The records that follow are to be repeated exactly, with the pictures removed.

## Start RECORDS FOR THIS EXERCISE

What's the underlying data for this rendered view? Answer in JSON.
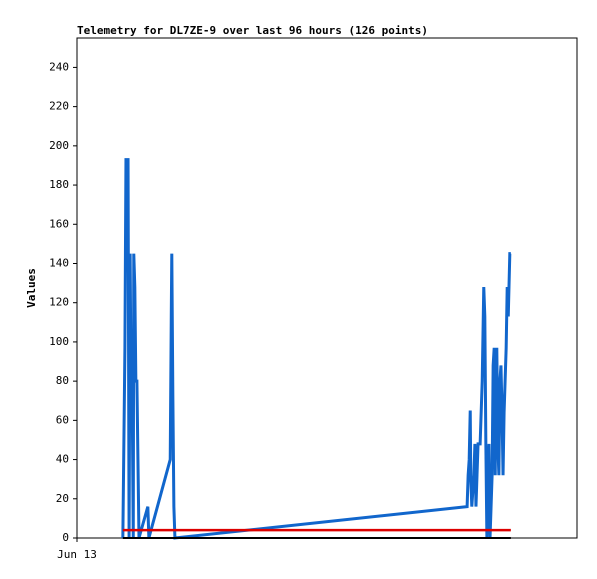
{
  "chart_data": {
    "type": "line",
    "title": "Telemetry for DL7ZE-9 over last 96 hours (126 points)",
    "y_label": "Values",
    "x": [
      8.8,
      9.2,
      9.4,
      9.8,
      10.0,
      10.2,
      10.4,
      10.6,
      10.8,
      10.9,
      11.1,
      11.3,
      11.5,
      11.7,
      11.9,
      13.6,
      13.8,
      17.9,
      18.1,
      18.2,
      18.4,
      18.6,
      18.8,
      74.9,
      75.1,
      75.3,
      75.5,
      75.6,
      75.8,
      76.2,
      76.4,
      76.6,
      76.8,
      77.0,
      77.4,
      77.8,
      78.1,
      78.3,
      78.5,
      78.7,
      78.9,
      79.1,
      79.3,
      79.7,
      79.9,
      80.1,
      80.3,
      80.4,
      80.6,
      80.8,
      81.0,
      81.2,
      81.4,
      81.6,
      81.8,
      82.0,
      82.4,
      82.6,
      82.8,
      83.1,
      83.3
    ],
    "series": [
      {
        "color": "#1166cc",
        "values": [
          0,
          97,
          193,
          193,
          0,
          145,
          65,
          73,
          0,
          145,
          128,
          80,
          80,
          40,
          0,
          16,
          0,
          40,
          113,
          145,
          73,
          16,
          0,
          16,
          32,
          40,
          65,
          32,
          16,
          32,
          48,
          16,
          32,
          48,
          48,
          80,
          128,
          113,
          48,
          0,
          32,
          48,
          0,
          32,
          88,
          97,
          32,
          73,
          97,
          48,
          32,
          80,
          88,
          65,
          32,
          64,
          97,
          128,
          113,
          145,
          145
        ]
      },
      {
        "color": "#dd0000",
        "values": [
          4,
          4,
          4,
          4,
          4,
          4,
          4,
          4,
          4,
          4,
          4,
          4,
          4,
          4,
          4,
          4,
          4,
          4,
          4,
          4,
          4,
          4,
          4,
          4,
          4,
          4,
          4,
          4,
          4,
          4,
          4,
          4,
          4,
          4,
          4,
          4,
          4,
          4,
          4,
          4,
          4,
          4,
          4,
          4,
          4,
          4,
          4,
          4,
          4,
          4,
          4,
          4,
          4,
          4,
          4,
          4,
          4,
          4,
          4,
          4,
          4
        ]
      },
      {
        "color": "#000000",
        "values": [
          0,
          0,
          0,
          0,
          0,
          0,
          0,
          0,
          0,
          0,
          0,
          0,
          0,
          0,
          0,
          0,
          0,
          0,
          0,
          0,
          0,
          0,
          0,
          0,
          0,
          0,
          0,
          0,
          0,
          0,
          0,
          0,
          0,
          0,
          0,
          0,
          0,
          0,
          0,
          0,
          0,
          0,
          0,
          0,
          0,
          0,
          0,
          0,
          0,
          0,
          0,
          0,
          0,
          0,
          0,
          0,
          0,
          0,
          0,
          0,
          0
        ]
      }
    ],
    "xlim": [
      0,
      96
    ],
    "xticks": [
      {
        "value": 0,
        "label": "Jun 13"
      }
    ],
    "ylim": [
      0,
      255
    ],
    "yticks": [
      0,
      20,
      40,
      60,
      80,
      100,
      120,
      140,
      160,
      180,
      200,
      220,
      240
    ]
  }
}
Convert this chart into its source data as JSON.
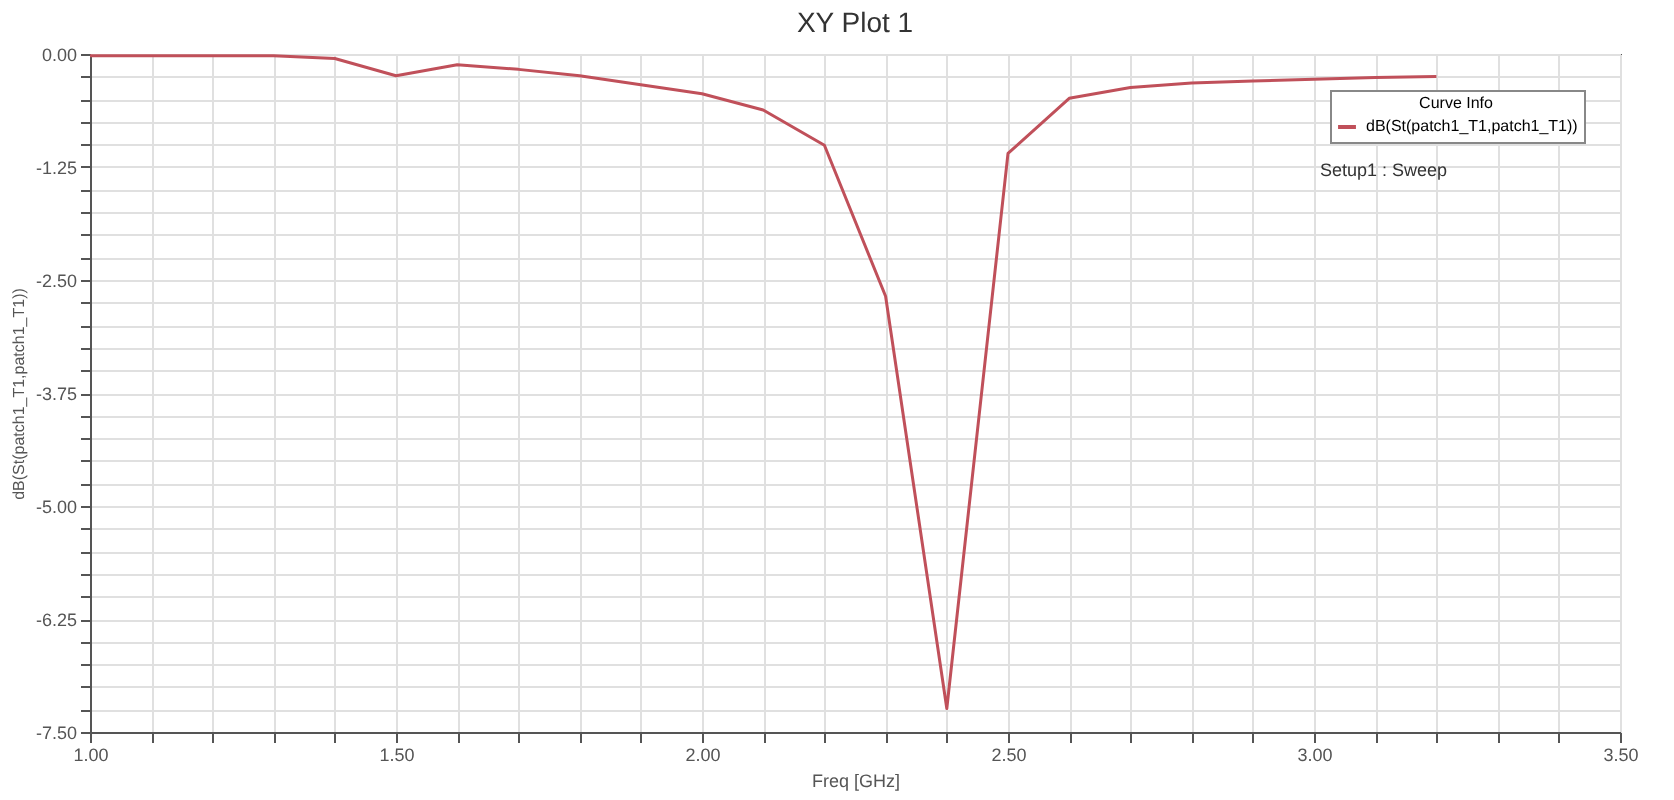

## End RECORDS FOR THIS EXERCISE

## FINAL RESULT
What's the underlying data for this rendered view? Answer in JSON.
{
  "chart_data": {
    "type": "line",
    "title": "Telemetry for DL7ZE-9 over last 96 hours (126 points)",
    "y_label": "Values",
    "x": [
      8.8,
      9.2,
      9.4,
      9.8,
      10.0,
      10.2,
      10.4,
      10.6,
      10.8,
      10.9,
      11.1,
      11.3,
      11.5,
      11.7,
      11.9,
      13.6,
      13.8,
      17.9,
      18.1,
      18.2,
      18.4,
      18.6,
      18.8,
      74.9,
      75.1,
      75.3,
      75.5,
      75.6,
      75.8,
      76.2,
      76.4,
      76.6,
      76.8,
      77.0,
      77.4,
      77.8,
      78.1,
      78.3,
      78.5,
      78.7,
      78.9,
      79.1,
      79.3,
      79.7,
      79.9,
      80.1,
      80.3,
      80.4,
      80.6,
      80.8,
      81.0,
      81.2,
      81.4,
      81.6,
      81.8,
      82.0,
      82.4,
      82.6,
      82.8,
      83.1,
      83.3
    ],
    "series": [
      {
        "color": "#1166cc",
        "values": [
          0,
          97,
          193,
          193,
          0,
          145,
          65,
          73,
          0,
          145,
          128,
          80,
          80,
          40,
          0,
          16,
          0,
          40,
          113,
          145,
          73,
          16,
          0,
          16,
          32,
          40,
          65,
          32,
          16,
          32,
          48,
          16,
          32,
          48,
          48,
          80,
          128,
          113,
          48,
          0,
          32,
          48,
          0,
          32,
          88,
          97,
          32,
          73,
          97,
          48,
          32,
          80,
          88,
          65,
          32,
          64,
          97,
          128,
          113,
          145,
          145
        ]
      },
      {
        "color": "#dd0000",
        "values": [
          4,
          4,
          4,
          4,
          4,
          4,
          4,
          4,
          4,
          4,
          4,
          4,
          4,
          4,
          4,
          4,
          4,
          4,
          4,
          4,
          4,
          4,
          4,
          4,
          4,
          4,
          4,
          4,
          4,
          4,
          4,
          4,
          4,
          4,
          4,
          4,
          4,
          4,
          4,
          4,
          4,
          4,
          4,
          4,
          4,
          4,
          4,
          4,
          4,
          4,
          4,
          4,
          4,
          4,
          4,
          4,
          4,
          4,
          4,
          4,
          4
        ]
      },
      {
        "color": "#000000",
        "values": [
          0,
          0,
          0,
          0,
          0,
          0,
          0,
          0,
          0,
          0,
          0,
          0,
          0,
          0,
          0,
          0,
          0,
          0,
          0,
          0,
          0,
          0,
          0,
          0,
          0,
          0,
          0,
          0,
          0,
          0,
          0,
          0,
          0,
          0,
          0,
          0,
          0,
          0,
          0,
          0,
          0,
          0,
          0,
          0,
          0,
          0,
          0,
          0,
          0,
          0,
          0,
          0,
          0,
          0,
          0,
          0,
          0,
          0,
          0,
          0,
          0
        ]
      }
    ],
    "xlim": [
      0,
      96
    ],
    "xticks": [
      {
        "value": 0,
        "label": "Jun 13"
      }
    ],
    "ylim": [
      0,
      255
    ],
    "yticks": [
      0,
      20,
      40,
      60,
      80,
      100,
      120,
      140,
      160,
      180,
      200,
      220,
      240
    ]
  }
}
Convert this chart into its source data as JSON.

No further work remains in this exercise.